• Task to complete
Rewrite all of the rows below, replacing "gridline" with "grid line" and keeping everything else the same. Leave the pictures out.

*****

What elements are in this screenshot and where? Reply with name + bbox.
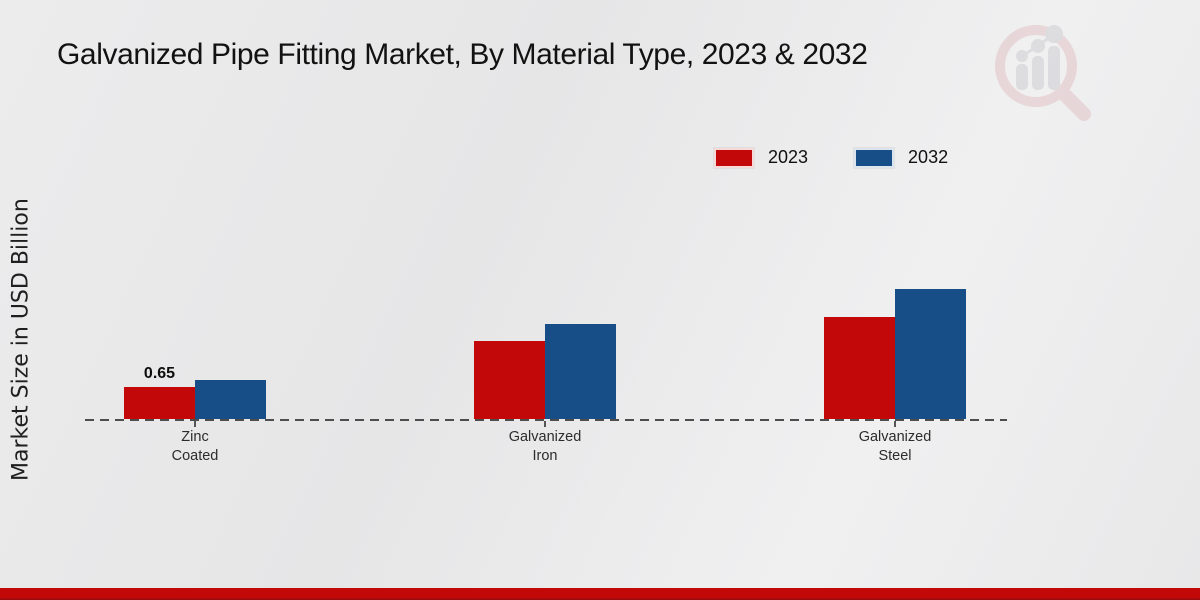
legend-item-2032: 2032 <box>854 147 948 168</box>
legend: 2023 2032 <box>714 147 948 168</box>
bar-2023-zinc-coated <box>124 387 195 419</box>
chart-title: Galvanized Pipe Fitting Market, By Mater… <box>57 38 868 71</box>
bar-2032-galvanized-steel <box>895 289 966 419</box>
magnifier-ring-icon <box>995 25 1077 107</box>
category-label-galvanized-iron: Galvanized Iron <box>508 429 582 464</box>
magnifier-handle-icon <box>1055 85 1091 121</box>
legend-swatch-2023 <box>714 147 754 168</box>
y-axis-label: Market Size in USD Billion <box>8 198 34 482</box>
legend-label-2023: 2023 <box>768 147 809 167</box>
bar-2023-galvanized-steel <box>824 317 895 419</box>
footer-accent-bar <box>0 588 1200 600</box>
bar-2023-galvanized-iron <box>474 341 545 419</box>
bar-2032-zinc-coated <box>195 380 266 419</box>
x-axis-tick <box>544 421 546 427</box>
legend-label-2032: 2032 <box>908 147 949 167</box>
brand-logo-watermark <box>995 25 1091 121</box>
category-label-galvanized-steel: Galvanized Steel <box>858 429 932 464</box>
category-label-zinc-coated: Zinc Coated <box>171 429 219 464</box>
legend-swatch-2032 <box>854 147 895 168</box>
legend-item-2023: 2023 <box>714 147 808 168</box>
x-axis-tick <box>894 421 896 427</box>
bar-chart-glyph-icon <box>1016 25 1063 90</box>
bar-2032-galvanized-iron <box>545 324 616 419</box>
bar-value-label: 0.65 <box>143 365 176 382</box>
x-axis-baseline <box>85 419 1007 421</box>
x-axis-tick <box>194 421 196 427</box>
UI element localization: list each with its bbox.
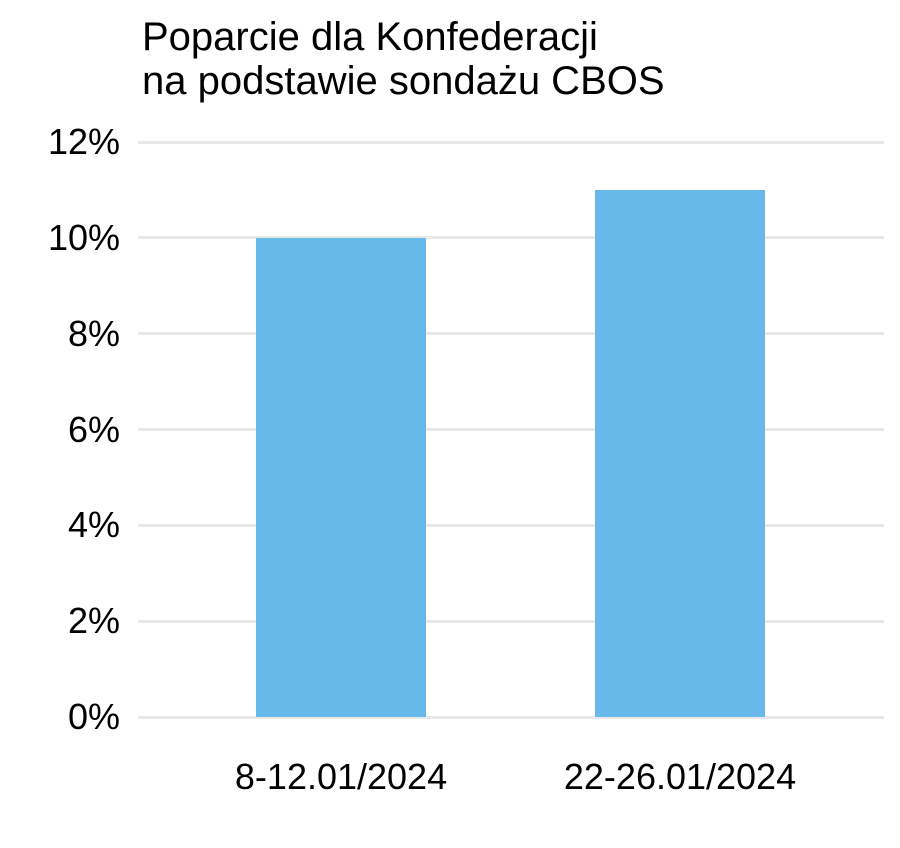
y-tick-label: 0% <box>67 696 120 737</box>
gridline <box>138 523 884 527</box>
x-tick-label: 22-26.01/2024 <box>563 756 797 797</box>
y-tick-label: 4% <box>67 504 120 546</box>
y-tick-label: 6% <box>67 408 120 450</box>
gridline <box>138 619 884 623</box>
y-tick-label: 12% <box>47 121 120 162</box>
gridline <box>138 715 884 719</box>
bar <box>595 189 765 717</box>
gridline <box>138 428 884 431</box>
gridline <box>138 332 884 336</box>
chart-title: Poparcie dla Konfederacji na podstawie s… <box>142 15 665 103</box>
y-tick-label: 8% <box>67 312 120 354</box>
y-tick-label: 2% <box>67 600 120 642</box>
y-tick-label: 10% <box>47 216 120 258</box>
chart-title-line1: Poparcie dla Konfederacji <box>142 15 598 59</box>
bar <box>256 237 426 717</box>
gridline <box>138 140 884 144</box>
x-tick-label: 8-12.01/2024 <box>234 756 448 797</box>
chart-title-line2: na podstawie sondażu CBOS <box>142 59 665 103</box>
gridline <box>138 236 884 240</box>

*****

• Final answer
What elements are in this screenshot and where? Reply with name + bbox.
legend-item-2032: 2032 <box>854 147 948 168</box>
legend: 2023 2032 <box>714 147 948 168</box>
bar-2023-zinc-coated <box>124 387 195 419</box>
chart-title: Galvanized Pipe Fitting Market, By Mater… <box>57 38 868 71</box>
bar-2032-galvanized-steel <box>895 289 966 419</box>
magnifier-ring-icon <box>995 25 1077 107</box>
category-label-galvanized-iron: Galvanized Iron <box>508 429 582 464</box>
magnifier-handle-icon <box>1055 85 1091 121</box>
legend-swatch-2023 <box>714 147 754 168</box>
y-axis-label: Market Size in USD Billion <box>8 198 34 482</box>
legend-label-2023: 2023 <box>768 147 809 167</box>
bar-2023-galvanized-steel <box>824 317 895 419</box>
footer-accent-bar <box>0 588 1200 600</box>
bar-2023-galvanized-iron <box>474 341 545 419</box>
bar-2032-zinc-coated <box>195 380 266 419</box>
x-axis-tick <box>544 421 546 427</box>
legend-label-2032: 2032 <box>908 147 949 167</box>
brand-logo-watermark <box>995 25 1091 121</box>
category-label-galvanized-steel: Galvanized Steel <box>858 429 932 464</box>
category-label-zinc-coated: Zinc Coated <box>171 429 219 464</box>
legend-swatch-2032 <box>854 147 895 168</box>
legend-item-2023: 2023 <box>714 147 808 168</box>
x-axis-tick <box>894 421 896 427</box>
bar-chart-glyph-icon <box>1016 25 1063 90</box>
bar-2032-galvanized-iron <box>545 324 616 419</box>
bar-value-label: 0.65 <box>143 365 176 382</box>
x-axis-baseline <box>85 419 1007 421</box>
x-axis-tick <box>194 421 196 427</box>
UI element localization: list each with its bbox.
y-tick-label: 0% <box>67 696 120 737</box>
grid line <box>138 523 884 527</box>
x-tick-label: 22-26.01/2024 <box>563 756 797 797</box>
y-tick-label: 4% <box>67 504 120 546</box>
y-tick-label: 6% <box>67 408 120 450</box>
grid line <box>138 619 884 623</box>
y-tick-label: 12% <box>47 121 120 162</box>
grid line <box>138 715 884 719</box>
bar <box>595 189 765 717</box>
grid line <box>138 428 884 431</box>
grid line <box>138 332 884 336</box>
chart-title: Poparcie dla Konfederacji na podstawie s… <box>142 15 665 103</box>
y-tick-label: 8% <box>67 312 120 354</box>
y-tick-label: 2% <box>67 600 120 642</box>
y-tick-label: 10% <box>47 216 120 258</box>
chart-title-line1: Poparcie dla Konfederacji <box>142 15 598 59</box>
bar <box>256 237 426 717</box>
grid line <box>138 140 884 144</box>
x-tick-label: 8-12.01/2024 <box>234 756 448 797</box>
chart-title-line2: na podstawie sondażu CBOS <box>142 59 665 103</box>
grid line <box>138 236 884 240</box>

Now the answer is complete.